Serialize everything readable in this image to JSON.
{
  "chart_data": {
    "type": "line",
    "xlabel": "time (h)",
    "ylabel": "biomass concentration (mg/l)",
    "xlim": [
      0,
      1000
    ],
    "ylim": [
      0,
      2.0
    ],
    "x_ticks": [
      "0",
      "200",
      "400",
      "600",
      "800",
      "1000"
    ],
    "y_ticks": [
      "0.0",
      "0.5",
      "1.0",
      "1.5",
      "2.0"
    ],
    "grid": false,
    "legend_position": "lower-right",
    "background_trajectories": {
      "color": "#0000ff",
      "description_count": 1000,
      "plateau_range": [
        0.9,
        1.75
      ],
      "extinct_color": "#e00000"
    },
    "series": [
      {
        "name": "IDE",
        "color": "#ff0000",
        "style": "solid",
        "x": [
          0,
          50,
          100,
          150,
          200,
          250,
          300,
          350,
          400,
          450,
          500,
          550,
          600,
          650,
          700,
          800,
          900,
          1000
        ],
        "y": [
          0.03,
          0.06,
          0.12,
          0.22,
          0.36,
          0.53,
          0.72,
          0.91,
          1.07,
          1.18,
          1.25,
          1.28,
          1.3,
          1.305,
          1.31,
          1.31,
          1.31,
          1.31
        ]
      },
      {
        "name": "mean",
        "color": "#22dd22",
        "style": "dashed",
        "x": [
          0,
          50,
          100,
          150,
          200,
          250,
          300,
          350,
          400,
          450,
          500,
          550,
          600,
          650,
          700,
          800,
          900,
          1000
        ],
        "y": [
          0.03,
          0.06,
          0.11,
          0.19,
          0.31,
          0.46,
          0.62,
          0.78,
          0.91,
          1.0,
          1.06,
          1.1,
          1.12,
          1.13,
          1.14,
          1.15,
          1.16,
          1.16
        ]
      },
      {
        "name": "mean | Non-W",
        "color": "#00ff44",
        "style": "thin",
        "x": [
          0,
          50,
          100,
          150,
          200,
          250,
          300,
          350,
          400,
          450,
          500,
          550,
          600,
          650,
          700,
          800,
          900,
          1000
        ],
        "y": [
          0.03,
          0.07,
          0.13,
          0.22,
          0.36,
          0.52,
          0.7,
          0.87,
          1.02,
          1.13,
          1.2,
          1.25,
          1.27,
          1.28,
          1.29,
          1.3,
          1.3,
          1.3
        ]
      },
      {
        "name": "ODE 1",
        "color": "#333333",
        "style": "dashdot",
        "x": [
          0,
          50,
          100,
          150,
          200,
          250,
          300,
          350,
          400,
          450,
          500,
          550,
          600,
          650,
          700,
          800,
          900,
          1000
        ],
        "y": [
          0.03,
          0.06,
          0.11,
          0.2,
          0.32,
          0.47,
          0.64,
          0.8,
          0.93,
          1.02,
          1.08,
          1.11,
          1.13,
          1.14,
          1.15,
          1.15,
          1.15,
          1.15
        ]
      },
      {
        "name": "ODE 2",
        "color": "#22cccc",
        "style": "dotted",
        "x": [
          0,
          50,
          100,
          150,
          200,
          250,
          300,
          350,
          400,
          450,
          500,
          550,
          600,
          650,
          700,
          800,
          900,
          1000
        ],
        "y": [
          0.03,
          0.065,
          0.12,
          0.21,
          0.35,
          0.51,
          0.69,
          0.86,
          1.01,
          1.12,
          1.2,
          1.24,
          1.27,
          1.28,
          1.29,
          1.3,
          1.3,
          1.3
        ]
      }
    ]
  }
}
--
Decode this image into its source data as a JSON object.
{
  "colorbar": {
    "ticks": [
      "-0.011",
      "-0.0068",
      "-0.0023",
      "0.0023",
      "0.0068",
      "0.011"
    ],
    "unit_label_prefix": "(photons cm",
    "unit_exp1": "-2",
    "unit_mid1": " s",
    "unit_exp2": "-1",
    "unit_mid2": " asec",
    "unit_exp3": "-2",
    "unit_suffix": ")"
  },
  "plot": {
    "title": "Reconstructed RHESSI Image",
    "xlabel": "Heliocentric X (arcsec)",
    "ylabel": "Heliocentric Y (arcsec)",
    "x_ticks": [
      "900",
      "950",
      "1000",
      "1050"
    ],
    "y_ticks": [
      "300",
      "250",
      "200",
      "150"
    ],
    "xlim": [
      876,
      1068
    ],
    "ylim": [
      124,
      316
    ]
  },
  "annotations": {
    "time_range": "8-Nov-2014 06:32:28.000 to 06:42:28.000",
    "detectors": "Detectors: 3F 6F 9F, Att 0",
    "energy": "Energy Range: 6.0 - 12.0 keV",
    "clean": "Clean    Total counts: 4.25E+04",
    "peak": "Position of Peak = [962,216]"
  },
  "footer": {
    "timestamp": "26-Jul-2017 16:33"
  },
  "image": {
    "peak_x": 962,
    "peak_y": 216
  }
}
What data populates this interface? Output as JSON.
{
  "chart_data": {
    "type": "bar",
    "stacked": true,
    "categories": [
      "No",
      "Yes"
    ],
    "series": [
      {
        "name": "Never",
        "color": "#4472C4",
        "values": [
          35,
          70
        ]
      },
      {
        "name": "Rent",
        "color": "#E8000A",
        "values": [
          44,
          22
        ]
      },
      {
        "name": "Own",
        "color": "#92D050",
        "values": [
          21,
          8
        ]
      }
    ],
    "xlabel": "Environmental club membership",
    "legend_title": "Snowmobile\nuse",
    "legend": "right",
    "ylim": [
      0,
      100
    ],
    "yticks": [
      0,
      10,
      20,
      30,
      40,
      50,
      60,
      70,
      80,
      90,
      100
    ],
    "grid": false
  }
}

## TASK TO CARRY OUT:
Search the lines for "ylabel". Copy each line that has it.

## EXERCISE ANSWER:
    "ylabel": "biomass concentration (mg/l)",
    "ylabel": "Heliocentric Y (arcsec)",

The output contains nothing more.